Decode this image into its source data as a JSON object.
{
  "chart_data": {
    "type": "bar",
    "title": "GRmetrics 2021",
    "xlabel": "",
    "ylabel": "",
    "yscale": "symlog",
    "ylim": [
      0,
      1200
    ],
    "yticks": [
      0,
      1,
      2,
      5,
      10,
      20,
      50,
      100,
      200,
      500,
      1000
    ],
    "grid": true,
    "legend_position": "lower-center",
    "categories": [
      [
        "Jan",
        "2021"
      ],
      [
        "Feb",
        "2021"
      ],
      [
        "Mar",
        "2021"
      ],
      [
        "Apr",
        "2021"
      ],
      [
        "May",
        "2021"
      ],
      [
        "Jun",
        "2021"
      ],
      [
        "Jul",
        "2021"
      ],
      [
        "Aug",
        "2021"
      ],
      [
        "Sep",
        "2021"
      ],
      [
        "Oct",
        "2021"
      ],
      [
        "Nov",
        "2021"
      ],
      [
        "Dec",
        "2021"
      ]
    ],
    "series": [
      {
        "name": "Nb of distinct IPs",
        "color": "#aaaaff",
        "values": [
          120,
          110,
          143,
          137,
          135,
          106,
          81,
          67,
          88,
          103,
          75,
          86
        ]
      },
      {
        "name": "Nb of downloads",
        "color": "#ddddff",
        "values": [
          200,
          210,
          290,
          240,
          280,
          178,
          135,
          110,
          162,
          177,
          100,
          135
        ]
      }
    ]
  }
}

=== Request ===
Everything in the listing above should be restated exactly.

=== Exercise output ===
Decode this image into its source data as a JSON object.
{
  "chart_data": {
    "type": "bar",
    "title": "GRmetrics 2021",
    "xlabel": "",
    "ylabel": "",
    "yscale": "symlog",
    "ylim": [
      0,
      1200
    ],
    "yticks": [
      0,
      1,
      2,
      5,
      10,
      20,
      50,
      100,
      200,
      500,
      1000
    ],
    "grid": true,
    "legend_position": "lower-center",
    "categories": [
      [
        "Jan",
        "2021"
      ],
      [
        "Feb",
        "2021"
      ],
      [
        "Mar",
        "2021"
      ],
      [
        "Apr",
        "2021"
      ],
      [
        "May",
        "2021"
      ],
      [
        "Jun",
        "2021"
      ],
      [
        "Jul",
        "2021"
      ],
      [
        "Aug",
        "2021"
      ],
      [
        "Sep",
        "2021"
      ],
      [
        "Oct",
        "2021"
      ],
      [
        "Nov",
        "2021"
      ],
      [
        "Dec",
        "2021"
      ]
    ],
    "series": [
      {
        "name": "Nb of distinct IPs",
        "color": "#aaaaff",
        "values": [
          120,
          110,
          143,
          137,
          135,
          106,
          81,
          67,
          88,
          103,
          75,
          86
        ]
      },
      {
        "name": "Nb of downloads",
        "color": "#ddddff",
        "values": [
          200,
          210,
          290,
          240,
          280,
          178,
          135,
          110,
          162,
          177,
          100,
          135
        ]
      }
    ]
  }
}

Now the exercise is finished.